> **Task brief**:
Give the material once more, word for word, without any images.
>> Start
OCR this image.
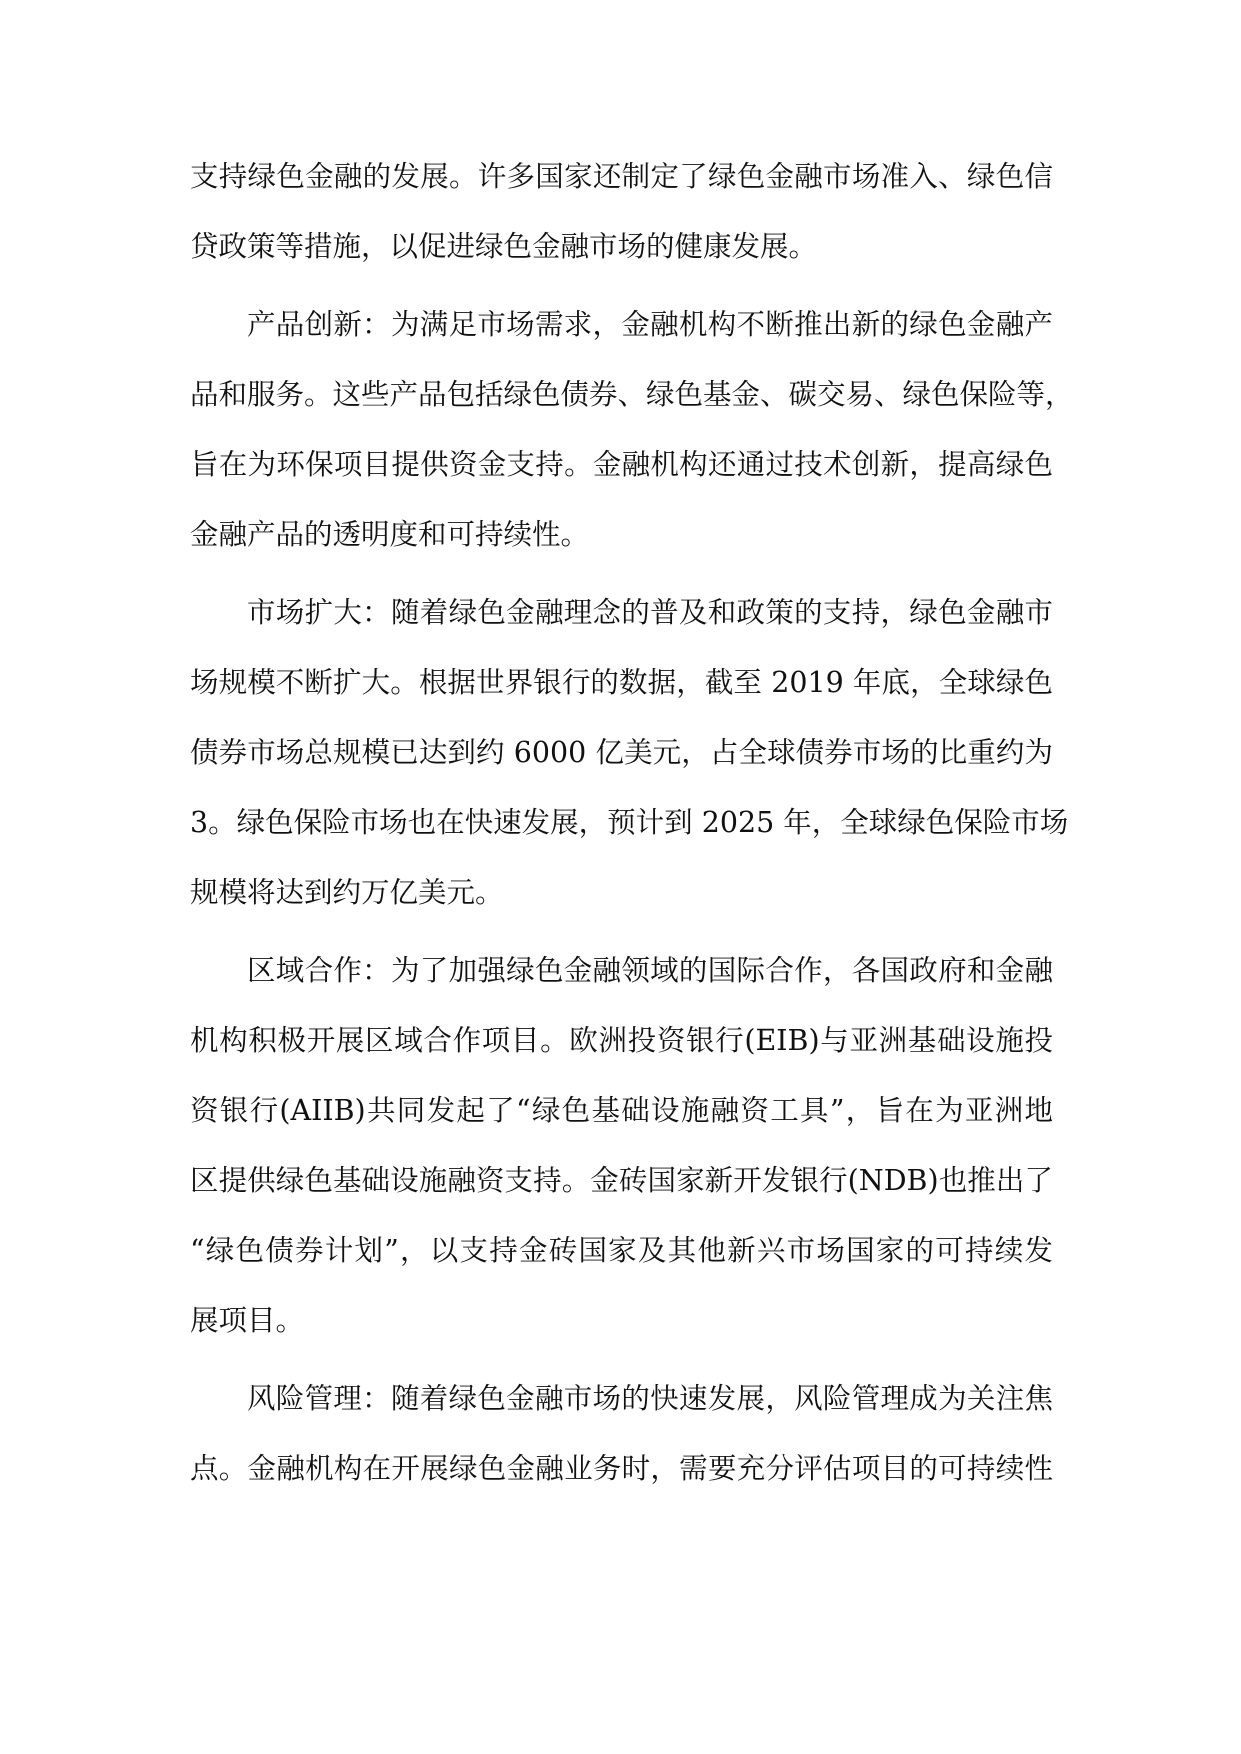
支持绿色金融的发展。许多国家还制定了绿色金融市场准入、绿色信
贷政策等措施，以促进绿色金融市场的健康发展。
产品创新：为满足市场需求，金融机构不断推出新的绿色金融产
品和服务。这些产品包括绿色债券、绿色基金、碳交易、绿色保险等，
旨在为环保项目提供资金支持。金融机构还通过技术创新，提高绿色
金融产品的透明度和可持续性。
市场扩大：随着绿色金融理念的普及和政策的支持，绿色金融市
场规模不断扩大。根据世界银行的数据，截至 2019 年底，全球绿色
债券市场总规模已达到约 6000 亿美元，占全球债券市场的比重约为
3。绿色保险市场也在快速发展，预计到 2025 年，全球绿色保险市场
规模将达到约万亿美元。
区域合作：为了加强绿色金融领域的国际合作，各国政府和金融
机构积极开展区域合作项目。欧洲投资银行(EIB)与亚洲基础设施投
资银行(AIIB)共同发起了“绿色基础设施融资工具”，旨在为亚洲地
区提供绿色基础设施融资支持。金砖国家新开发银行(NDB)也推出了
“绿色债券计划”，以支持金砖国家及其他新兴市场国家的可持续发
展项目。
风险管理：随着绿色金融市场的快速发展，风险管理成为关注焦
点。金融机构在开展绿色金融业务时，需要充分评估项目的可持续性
>> End
> **The solution**:
OCR this image.
支持绿色金融的发展。许多国家还制定了绿色金融市场准入、绿色信
贷政策等措施，以促进绿色金融市场的健康发展。
产品创新：为满足市场需求，金融机构不断推出新的绿色金融产
品和服务。这些产品包括绿色债券、绿色基金、碳交易、绿色保险等，
旨在为环保项目提供资金支持。金融机构还通过技术创新，提高绿色
金融产品的透明度和可持续性。
市场扩大：随着绿色金融理念的普及和政策的支持，绿色金融市
场规模不断扩大。根据世界银行的数据，截至 2019 年底，全球绿色
债券市场总规模已达到约 6000 亿美元，占全球债券市场的比重约为
3。绿色保险市场也在快速发展，预计到 2025 年，全球绿色保险市场
规模将达到约万亿美元。
区域合作：为了加强绿色金融领域的国际合作，各国政府和金融
机构积极开展区域合作项目。欧洲投资银行(EIB)与亚洲基础设施投
资银行(AIIB)共同发起了“绿色基础设施融资工具”，旨在为亚洲地
区提供绿色基础设施融资支持。金砖国家新开发银行(NDB)也推出了
“绿色债券计划”，以支持金砖国家及其他新兴市场国家的可持续发
展项目。
风险管理：随着绿色金融市场的快速发展，风险管理成为关注焦
点。金融机构在开展绿色金融业务时，需要充分评估项目的可持续性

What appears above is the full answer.